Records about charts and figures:

+===+

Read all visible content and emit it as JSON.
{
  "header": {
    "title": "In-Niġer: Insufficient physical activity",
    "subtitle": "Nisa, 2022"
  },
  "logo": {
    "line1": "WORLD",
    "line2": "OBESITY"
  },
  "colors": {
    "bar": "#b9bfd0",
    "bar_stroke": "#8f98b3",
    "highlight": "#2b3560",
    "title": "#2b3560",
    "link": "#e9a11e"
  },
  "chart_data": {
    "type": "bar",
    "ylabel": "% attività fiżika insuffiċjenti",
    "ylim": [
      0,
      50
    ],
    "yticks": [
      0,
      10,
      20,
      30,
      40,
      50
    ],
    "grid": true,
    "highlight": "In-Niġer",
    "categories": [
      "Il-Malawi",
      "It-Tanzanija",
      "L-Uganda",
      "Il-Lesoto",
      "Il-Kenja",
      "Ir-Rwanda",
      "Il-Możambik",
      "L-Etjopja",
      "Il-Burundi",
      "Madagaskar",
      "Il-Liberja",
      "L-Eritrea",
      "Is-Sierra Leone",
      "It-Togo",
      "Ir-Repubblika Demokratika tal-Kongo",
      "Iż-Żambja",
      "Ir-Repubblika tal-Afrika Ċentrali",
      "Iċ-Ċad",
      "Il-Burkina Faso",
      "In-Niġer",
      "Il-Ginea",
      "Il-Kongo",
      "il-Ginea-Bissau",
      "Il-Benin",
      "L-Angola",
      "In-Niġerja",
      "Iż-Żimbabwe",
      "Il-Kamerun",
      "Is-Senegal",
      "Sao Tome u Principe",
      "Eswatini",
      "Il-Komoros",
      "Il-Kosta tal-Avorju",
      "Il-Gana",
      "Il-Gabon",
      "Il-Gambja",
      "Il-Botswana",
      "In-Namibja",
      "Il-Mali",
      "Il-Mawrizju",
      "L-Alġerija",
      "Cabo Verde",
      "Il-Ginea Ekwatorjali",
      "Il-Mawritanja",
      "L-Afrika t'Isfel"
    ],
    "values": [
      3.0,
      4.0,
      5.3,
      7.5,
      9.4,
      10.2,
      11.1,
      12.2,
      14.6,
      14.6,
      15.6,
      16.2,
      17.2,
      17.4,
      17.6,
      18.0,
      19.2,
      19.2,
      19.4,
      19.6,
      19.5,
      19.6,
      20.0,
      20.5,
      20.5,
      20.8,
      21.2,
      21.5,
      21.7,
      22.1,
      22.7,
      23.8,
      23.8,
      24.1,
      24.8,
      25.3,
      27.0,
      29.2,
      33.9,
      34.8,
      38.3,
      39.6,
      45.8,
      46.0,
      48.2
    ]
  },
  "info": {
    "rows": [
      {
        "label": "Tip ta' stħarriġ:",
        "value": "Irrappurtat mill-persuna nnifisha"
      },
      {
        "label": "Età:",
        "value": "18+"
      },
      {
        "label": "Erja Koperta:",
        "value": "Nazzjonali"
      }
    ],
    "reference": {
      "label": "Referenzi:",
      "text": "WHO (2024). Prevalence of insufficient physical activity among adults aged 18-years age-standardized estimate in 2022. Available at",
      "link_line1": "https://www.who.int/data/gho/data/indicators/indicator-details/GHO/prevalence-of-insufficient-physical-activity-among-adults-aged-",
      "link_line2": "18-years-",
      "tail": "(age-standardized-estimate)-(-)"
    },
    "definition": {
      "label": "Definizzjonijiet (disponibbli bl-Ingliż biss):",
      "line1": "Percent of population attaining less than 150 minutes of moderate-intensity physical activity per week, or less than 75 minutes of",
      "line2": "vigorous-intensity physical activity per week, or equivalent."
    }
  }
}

+===+

Search the data for the string "Ginea". List each line that has it.

      "Il-Ginea",
      "il-Ginea-Bissau",
      "Il-Ginea Ekwatorjali",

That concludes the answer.